BEGIN

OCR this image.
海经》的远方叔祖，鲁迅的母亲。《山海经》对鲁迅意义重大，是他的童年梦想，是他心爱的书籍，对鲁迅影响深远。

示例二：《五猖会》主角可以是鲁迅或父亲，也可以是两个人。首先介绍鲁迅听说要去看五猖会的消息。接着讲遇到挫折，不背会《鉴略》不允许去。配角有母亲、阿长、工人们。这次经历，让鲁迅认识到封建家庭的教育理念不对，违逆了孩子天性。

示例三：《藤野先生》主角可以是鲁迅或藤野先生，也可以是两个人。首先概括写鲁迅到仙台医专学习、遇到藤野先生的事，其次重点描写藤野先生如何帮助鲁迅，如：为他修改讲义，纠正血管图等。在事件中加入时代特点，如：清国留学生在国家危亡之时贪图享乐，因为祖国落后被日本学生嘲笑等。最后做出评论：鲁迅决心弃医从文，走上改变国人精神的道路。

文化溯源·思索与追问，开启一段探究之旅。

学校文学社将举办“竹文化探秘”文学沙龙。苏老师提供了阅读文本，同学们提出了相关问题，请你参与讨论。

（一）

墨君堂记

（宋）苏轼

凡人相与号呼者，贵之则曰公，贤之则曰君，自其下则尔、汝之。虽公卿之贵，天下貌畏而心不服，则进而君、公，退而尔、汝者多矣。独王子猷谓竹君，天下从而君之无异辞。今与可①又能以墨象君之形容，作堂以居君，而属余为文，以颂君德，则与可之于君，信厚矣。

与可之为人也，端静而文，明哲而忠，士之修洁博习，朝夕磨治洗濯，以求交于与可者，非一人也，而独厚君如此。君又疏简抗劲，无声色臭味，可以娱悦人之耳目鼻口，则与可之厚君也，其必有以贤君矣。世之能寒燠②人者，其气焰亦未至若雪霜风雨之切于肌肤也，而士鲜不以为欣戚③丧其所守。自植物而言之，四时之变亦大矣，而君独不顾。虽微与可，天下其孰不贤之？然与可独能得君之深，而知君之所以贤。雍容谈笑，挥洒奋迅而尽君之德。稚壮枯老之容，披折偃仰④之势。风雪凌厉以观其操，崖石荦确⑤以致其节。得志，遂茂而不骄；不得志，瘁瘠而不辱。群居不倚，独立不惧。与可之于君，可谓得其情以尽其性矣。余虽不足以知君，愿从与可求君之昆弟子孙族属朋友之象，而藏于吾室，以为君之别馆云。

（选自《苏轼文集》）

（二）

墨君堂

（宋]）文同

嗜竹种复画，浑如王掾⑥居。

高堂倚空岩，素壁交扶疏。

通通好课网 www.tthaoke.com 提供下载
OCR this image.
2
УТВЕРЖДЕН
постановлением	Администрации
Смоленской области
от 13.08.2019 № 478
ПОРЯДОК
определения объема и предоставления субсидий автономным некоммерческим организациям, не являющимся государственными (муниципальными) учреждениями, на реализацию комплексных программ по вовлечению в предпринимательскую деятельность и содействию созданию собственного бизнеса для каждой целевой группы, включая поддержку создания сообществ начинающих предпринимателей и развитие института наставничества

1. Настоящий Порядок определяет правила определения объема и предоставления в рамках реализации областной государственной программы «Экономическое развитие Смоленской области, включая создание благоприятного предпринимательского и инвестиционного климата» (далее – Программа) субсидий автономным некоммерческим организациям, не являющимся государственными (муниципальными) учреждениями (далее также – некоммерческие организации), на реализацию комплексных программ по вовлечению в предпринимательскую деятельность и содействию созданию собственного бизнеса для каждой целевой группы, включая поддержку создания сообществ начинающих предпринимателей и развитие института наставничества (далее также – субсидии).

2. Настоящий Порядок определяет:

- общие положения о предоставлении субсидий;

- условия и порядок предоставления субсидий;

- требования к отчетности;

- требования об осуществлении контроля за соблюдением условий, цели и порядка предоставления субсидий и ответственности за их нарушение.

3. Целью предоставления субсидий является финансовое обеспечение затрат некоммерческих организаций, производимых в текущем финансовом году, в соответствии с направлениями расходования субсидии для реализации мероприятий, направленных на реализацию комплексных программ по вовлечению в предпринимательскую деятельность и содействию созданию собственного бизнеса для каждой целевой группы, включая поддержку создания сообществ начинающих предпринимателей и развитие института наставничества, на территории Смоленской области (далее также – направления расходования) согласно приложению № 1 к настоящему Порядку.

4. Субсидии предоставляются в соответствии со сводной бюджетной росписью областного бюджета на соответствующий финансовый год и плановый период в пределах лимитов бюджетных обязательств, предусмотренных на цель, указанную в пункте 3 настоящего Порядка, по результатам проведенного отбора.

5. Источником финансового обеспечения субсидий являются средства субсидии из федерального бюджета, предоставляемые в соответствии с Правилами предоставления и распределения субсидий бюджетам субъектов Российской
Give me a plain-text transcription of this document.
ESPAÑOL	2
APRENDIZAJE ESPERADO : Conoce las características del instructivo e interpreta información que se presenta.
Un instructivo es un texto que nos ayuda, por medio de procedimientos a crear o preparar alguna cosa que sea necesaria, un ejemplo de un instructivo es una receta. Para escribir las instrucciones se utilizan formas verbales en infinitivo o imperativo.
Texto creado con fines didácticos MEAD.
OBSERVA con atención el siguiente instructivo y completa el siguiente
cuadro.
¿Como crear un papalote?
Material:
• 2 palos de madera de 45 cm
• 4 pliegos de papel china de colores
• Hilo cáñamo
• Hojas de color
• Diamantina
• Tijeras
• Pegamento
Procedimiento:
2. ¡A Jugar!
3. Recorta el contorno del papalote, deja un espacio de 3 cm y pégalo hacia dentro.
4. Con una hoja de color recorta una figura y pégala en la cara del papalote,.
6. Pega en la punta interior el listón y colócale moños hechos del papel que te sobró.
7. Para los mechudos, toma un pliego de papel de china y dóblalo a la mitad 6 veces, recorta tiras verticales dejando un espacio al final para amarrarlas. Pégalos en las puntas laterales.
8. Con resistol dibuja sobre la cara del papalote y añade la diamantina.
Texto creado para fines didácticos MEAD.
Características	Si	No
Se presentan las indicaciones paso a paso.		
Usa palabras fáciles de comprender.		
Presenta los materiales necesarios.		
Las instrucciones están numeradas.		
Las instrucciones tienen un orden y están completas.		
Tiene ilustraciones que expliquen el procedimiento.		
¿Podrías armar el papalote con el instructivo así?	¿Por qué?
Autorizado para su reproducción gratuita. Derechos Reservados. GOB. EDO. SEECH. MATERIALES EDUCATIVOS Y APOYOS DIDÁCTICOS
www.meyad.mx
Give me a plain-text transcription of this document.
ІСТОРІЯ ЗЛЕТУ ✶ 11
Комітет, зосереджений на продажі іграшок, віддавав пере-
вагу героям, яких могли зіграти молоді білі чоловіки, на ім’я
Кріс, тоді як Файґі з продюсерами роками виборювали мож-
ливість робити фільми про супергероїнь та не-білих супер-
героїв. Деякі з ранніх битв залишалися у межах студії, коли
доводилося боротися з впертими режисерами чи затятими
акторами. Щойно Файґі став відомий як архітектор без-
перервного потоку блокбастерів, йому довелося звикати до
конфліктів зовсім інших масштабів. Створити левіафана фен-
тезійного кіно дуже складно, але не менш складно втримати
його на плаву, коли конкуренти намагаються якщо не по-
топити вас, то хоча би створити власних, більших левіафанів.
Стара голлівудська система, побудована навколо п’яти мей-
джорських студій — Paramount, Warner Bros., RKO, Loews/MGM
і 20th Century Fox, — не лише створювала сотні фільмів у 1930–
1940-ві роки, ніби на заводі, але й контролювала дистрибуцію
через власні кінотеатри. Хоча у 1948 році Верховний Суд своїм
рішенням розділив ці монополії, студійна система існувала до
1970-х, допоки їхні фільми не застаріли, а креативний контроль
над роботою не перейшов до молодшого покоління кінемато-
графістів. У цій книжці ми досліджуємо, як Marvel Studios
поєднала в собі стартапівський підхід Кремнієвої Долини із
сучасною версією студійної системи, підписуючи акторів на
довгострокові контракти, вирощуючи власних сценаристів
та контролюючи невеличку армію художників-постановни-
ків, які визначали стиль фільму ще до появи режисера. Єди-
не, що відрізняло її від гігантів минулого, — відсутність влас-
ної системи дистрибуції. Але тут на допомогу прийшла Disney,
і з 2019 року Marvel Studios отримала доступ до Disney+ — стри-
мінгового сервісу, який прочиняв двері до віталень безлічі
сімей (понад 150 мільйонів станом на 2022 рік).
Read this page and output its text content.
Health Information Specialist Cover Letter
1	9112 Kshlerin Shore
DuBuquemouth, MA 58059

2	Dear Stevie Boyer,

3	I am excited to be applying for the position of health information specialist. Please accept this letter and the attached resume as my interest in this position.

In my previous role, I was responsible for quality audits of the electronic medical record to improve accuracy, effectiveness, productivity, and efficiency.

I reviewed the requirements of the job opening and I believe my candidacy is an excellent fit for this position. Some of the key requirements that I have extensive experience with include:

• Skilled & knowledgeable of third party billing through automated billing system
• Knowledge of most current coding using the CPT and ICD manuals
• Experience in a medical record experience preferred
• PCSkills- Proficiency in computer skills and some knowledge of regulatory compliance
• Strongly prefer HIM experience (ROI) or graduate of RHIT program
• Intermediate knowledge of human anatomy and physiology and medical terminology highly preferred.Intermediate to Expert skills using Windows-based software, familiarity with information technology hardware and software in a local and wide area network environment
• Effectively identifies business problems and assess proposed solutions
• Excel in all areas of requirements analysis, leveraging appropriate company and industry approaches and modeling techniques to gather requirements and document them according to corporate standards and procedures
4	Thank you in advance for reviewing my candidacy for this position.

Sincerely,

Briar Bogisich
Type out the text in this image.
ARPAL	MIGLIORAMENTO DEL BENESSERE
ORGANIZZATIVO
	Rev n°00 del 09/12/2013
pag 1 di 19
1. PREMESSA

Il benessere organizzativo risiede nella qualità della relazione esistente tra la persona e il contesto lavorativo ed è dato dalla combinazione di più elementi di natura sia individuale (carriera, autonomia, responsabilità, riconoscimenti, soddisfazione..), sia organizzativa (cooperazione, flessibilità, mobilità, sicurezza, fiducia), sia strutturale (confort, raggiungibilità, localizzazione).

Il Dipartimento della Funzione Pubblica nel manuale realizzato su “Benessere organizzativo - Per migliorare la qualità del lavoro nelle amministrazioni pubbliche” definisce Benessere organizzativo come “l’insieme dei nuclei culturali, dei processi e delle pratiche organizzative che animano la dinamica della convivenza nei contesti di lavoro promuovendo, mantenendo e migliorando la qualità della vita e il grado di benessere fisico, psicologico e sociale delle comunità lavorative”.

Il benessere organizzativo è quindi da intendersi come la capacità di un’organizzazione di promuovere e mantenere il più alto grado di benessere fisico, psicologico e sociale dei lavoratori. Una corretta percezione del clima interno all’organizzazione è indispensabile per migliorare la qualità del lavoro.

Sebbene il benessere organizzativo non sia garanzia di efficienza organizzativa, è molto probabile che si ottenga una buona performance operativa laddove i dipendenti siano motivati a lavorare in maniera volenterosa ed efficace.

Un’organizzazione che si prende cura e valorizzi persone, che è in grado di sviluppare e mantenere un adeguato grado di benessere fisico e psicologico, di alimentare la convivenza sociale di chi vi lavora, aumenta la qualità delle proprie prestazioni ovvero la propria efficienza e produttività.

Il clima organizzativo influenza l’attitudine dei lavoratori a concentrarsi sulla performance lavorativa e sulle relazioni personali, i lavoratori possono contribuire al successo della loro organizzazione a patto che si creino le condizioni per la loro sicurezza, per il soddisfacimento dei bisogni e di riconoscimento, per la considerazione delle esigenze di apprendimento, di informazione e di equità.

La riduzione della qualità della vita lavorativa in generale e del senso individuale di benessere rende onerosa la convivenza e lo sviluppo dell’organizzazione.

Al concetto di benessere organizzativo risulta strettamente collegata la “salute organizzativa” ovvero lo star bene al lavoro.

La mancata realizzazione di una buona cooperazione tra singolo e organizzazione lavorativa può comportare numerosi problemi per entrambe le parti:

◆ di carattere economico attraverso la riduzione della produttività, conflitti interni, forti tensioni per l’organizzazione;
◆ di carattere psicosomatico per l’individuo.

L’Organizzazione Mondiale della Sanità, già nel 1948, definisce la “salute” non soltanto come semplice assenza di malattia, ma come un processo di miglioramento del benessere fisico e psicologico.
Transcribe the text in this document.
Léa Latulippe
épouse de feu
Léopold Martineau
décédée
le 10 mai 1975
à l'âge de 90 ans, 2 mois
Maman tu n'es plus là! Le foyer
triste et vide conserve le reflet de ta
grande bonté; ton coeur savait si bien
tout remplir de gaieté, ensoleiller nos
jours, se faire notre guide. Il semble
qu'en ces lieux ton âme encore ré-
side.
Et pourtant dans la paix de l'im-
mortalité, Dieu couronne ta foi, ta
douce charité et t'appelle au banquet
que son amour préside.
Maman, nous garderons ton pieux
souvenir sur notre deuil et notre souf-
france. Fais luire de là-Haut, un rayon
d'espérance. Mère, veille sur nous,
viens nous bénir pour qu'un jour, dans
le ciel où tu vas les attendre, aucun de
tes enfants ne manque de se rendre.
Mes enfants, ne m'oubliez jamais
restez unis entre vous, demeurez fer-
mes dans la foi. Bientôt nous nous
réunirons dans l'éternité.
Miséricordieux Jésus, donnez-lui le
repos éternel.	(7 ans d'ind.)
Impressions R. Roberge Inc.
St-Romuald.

END

| YOUR OBJECTIVE |
Copy down every line of the entries containing the word "skills".

| SOLUTION FOR THIS PROBLEM |
• PCSkills- Proficiency in computer skills and some knowledge of regulatory compliance
• Intermediate knowledge of human anatomy and physiology and medical terminology highly preferred.Intermediate to Expert skills using Windows-based software, familiarity with information technology hardware and software in a local and wide area network environment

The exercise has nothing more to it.